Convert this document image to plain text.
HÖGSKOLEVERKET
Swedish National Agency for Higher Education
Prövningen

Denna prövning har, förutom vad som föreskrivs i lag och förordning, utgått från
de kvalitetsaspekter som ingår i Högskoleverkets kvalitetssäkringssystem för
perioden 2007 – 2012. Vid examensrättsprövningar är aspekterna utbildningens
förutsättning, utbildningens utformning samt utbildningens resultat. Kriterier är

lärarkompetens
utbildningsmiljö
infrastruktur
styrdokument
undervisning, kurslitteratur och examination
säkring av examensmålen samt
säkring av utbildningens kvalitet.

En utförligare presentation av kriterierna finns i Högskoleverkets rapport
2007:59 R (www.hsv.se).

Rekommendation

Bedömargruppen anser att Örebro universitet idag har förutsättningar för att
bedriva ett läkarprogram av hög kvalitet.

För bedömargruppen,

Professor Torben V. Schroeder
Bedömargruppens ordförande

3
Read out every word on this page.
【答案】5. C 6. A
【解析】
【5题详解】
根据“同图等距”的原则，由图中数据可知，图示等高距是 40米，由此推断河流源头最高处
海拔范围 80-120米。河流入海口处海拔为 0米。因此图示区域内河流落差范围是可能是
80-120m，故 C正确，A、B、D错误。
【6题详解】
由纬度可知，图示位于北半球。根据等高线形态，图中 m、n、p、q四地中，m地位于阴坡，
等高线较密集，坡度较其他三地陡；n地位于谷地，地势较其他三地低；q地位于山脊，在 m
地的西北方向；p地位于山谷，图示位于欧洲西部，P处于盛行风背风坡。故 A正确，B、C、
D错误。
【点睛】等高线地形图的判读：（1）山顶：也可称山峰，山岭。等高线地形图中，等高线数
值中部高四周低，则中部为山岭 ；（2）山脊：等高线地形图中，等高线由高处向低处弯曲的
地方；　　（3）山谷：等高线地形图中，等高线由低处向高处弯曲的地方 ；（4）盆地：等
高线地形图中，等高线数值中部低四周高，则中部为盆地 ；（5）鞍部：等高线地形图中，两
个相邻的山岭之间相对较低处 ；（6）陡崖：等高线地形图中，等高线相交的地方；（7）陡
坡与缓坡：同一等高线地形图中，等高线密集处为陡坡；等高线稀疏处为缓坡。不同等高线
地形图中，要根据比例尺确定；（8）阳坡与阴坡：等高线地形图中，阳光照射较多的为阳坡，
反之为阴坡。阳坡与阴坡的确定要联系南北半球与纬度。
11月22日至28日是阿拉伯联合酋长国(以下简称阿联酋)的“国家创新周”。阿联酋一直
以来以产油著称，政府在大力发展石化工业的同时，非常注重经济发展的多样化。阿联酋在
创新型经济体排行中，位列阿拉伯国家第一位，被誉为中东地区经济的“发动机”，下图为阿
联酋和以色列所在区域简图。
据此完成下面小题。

---

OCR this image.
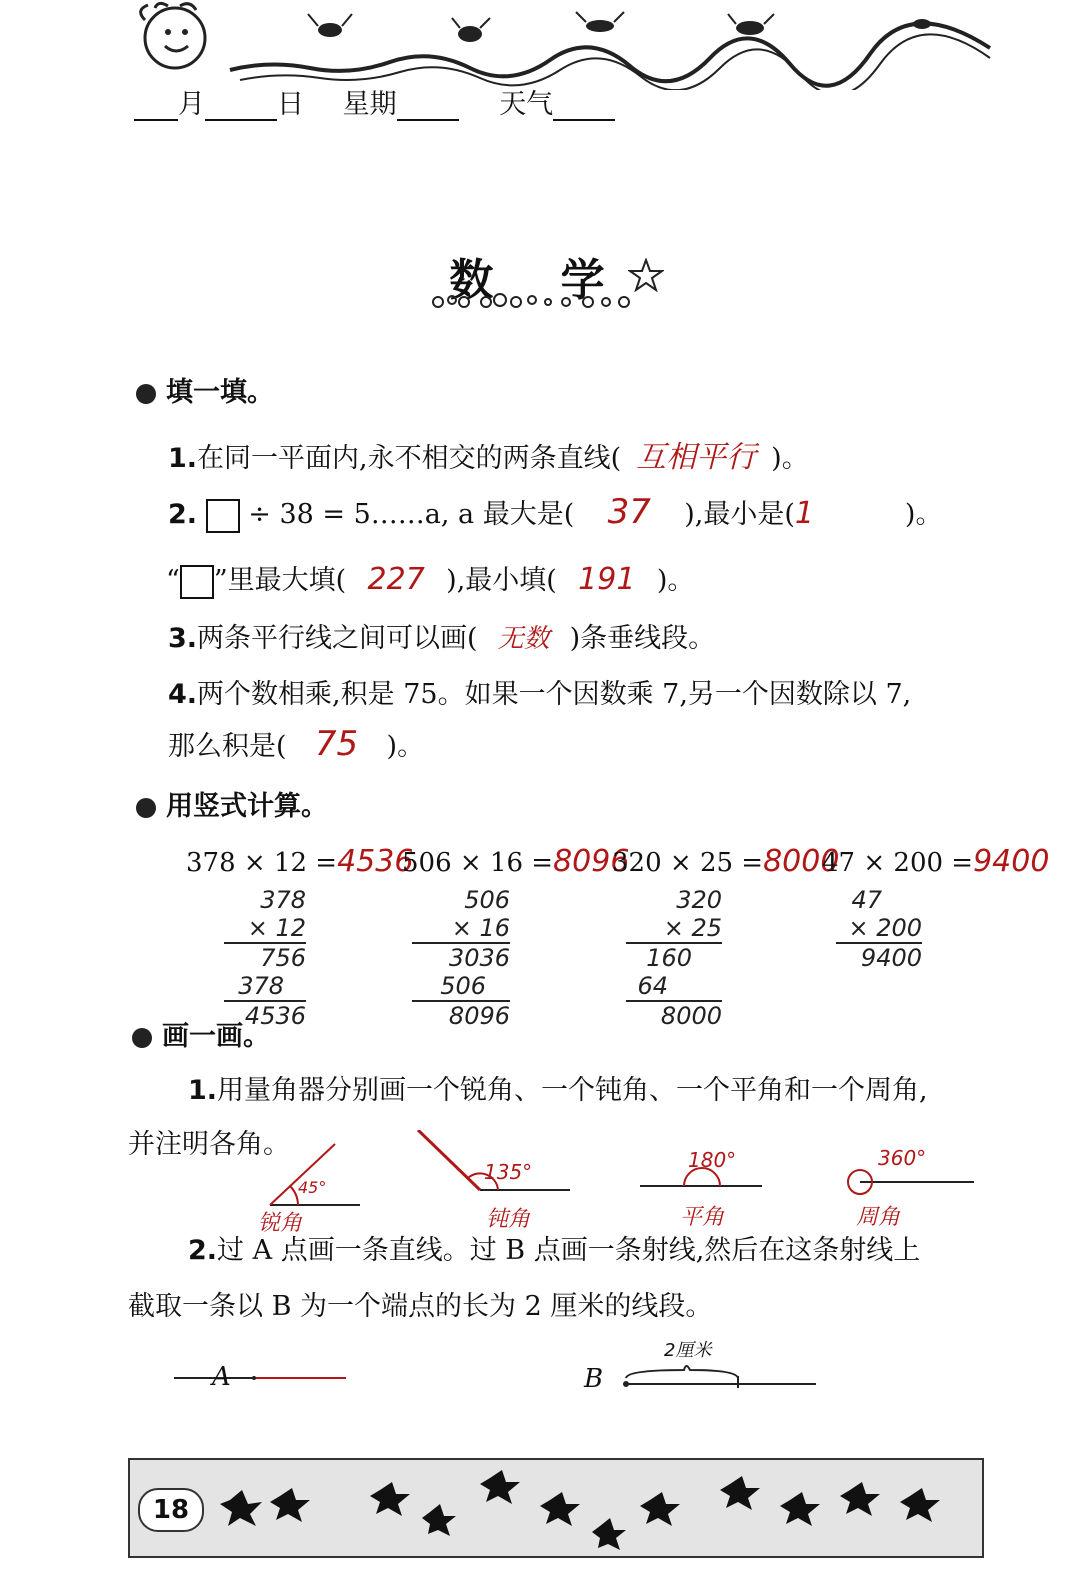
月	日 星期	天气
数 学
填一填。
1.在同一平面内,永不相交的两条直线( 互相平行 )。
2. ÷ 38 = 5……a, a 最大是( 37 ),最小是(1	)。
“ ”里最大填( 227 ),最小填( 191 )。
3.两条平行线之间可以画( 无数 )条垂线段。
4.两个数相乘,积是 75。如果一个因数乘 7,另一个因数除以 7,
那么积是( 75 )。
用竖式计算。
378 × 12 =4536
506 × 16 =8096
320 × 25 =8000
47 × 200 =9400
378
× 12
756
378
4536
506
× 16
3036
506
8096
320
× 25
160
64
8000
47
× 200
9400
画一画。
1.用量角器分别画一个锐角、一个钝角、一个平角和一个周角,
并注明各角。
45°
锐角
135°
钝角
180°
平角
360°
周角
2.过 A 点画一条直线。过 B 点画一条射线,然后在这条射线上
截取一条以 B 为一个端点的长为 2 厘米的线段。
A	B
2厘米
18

THE TASK
For this exercise, gather every line of the data that contains the word "utbildningens".

TASK RESULT
perioden 2007 – 2012. Vid examensrättsprövningar är aspekterna utbildningens
förutsättning, utbildningens utformning samt utbildningens resultat. Kriterier är
säkring av utbildningens kvalitet.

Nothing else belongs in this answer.